- _Instruction_
From the line that has "Extract the structured" down to the final line of the listing below, transcribe every line exactly, and only those.

- _Extracted data_
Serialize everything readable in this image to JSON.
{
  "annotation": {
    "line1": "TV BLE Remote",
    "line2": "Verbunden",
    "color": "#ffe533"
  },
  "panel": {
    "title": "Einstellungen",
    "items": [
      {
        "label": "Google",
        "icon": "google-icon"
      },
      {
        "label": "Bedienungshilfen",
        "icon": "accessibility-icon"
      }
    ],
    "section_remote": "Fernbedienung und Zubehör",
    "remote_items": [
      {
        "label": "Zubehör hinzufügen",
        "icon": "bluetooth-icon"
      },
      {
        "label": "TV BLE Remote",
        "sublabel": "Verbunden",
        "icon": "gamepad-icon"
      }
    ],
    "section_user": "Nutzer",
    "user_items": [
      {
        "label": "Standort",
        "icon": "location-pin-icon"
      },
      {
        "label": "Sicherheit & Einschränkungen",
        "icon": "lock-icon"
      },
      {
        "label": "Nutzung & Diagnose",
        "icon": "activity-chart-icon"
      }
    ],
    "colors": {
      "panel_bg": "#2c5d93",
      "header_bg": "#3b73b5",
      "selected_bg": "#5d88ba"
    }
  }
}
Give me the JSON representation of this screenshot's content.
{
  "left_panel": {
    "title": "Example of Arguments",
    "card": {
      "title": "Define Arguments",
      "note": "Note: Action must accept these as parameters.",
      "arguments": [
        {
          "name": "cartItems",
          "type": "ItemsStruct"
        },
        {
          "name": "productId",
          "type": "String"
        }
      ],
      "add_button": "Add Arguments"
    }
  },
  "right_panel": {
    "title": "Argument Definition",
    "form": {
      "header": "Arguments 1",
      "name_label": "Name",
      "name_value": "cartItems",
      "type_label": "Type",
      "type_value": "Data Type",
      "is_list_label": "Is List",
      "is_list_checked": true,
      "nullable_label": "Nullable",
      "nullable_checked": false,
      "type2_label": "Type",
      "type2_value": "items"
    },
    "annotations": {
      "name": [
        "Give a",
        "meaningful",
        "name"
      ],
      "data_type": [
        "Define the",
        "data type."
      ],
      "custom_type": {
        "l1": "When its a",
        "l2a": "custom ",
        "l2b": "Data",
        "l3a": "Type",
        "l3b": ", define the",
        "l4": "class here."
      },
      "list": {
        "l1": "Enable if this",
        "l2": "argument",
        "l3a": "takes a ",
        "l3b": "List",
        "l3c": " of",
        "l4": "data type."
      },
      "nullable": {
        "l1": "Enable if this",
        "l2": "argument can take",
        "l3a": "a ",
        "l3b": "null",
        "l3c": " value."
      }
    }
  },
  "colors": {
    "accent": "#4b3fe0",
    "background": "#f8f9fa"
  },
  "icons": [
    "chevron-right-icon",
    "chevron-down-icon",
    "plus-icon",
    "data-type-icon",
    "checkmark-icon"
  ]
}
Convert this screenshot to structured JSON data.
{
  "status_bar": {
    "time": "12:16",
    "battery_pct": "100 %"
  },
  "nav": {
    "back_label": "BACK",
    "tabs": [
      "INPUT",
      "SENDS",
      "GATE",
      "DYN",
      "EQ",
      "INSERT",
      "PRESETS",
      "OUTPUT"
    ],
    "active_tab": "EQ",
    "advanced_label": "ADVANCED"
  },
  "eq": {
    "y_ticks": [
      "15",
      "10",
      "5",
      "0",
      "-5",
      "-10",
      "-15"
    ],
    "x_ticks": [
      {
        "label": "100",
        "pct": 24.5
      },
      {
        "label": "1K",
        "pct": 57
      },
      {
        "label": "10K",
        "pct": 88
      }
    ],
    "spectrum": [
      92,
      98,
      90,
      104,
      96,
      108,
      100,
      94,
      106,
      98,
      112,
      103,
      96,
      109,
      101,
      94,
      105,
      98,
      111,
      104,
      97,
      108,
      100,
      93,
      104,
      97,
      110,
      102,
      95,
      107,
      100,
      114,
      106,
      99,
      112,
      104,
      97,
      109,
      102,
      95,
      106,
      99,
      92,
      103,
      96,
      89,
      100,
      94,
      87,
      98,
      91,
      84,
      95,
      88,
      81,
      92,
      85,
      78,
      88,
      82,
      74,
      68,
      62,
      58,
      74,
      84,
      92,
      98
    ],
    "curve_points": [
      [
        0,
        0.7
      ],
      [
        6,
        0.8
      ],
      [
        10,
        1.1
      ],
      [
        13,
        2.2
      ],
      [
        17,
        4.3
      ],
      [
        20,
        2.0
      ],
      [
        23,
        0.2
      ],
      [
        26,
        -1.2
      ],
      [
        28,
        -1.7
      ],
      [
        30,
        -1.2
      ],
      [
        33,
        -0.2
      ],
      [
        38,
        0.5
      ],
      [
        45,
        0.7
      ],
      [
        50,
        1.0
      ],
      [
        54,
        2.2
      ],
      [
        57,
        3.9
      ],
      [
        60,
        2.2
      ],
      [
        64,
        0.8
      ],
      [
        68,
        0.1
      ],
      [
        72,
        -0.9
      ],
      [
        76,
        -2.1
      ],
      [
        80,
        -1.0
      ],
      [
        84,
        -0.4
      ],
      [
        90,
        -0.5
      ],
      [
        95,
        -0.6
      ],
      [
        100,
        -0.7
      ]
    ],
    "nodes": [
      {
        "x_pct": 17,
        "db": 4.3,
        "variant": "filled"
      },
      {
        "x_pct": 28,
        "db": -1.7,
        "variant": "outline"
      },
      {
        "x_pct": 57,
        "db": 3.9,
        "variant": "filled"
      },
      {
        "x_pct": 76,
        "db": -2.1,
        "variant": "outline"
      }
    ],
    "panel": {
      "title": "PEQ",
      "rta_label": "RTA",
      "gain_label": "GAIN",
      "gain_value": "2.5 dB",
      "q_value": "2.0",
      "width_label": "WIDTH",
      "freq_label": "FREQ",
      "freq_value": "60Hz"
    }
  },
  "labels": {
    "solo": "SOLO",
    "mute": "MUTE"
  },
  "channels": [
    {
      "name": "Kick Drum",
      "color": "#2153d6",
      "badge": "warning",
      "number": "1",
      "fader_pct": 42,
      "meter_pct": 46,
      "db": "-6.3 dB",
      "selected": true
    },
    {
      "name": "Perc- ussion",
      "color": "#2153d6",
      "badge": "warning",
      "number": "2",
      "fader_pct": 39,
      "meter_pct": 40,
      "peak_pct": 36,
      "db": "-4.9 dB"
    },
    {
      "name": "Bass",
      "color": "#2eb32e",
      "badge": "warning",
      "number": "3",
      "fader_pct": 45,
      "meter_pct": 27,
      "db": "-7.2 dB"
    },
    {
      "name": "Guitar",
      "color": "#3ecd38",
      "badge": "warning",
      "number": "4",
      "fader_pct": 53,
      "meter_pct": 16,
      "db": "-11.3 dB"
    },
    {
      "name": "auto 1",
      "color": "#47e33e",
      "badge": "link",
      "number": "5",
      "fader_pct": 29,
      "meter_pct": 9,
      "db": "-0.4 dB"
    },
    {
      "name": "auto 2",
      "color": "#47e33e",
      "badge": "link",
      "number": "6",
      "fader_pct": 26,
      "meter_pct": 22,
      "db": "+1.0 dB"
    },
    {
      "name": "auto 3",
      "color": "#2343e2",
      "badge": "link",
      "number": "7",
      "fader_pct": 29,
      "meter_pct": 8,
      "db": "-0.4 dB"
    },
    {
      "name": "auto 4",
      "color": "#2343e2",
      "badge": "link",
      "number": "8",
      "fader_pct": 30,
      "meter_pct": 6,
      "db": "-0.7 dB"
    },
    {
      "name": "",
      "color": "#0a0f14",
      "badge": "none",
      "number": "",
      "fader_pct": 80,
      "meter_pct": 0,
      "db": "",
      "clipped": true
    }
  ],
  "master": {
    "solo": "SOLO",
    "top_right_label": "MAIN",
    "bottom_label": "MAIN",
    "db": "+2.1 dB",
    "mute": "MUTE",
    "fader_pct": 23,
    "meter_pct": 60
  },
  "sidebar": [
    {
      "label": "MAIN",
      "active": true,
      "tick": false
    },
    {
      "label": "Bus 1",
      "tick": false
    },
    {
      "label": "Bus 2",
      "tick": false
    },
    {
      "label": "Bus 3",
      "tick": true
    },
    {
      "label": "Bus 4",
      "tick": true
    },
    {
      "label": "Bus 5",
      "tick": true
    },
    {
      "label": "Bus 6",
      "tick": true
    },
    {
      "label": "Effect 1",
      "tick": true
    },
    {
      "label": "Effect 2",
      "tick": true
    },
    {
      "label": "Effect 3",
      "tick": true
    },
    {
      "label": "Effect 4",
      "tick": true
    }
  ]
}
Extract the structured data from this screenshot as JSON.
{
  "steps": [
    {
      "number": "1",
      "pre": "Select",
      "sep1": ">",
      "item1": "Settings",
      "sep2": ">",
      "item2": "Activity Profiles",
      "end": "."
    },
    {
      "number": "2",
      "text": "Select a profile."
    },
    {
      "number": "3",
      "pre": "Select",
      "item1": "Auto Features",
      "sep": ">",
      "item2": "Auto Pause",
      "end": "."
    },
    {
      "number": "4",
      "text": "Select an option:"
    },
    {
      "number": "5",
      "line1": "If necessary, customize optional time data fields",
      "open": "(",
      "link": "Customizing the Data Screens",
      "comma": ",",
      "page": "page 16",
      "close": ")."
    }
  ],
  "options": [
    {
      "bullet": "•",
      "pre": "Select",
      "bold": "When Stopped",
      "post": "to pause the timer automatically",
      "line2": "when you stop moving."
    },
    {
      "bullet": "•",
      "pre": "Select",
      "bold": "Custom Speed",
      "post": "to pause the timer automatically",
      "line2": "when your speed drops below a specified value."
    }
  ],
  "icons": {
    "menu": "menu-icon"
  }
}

- _Correct result_
Extract the structured data from this screenshot as JSON.
{
  "steps": [
    {
      "number": "1",
      "pre": "Select",
      "sep1": ">",
      "item1": "Settings",
      "sep2": ">",
      "item2": "Activity Profiles",
      "end": "."
    },
    {
      "number": "2",
      "text": "Select a profile."
    },
    {
      "number": "3",
      "pre": "Select",
      "item1": "Auto Features",
      "sep": ">",
      "item2": "Auto Pause",
      "end": "."
    },
    {
      "number": "4",
      "text": "Select an option:"
    },
    {
      "number": "5",
      "line1": "If necessary, customize optional time data fields",
      "open": "(",
      "link": "Customizing the Data Screens",
      "comma": ",",
      "page": "page 16",
      "close": ")."
    }
  ],
  "options": [
    {
      "bullet": "•",
      "pre": "Select",
      "bold": "When Stopped",
      "post": "to pause the timer automatically",
      "line2": "when you stop moving."
    },
    {
      "bullet": "•",
      "pre": "Select",
      "bold": "Custom Speed",
      "post": "to pause the timer automatically",
      "line2": "when your speed drops below a specified value."
    }
  ],
  "icons": {
    "menu": "menu-icon"
  }
}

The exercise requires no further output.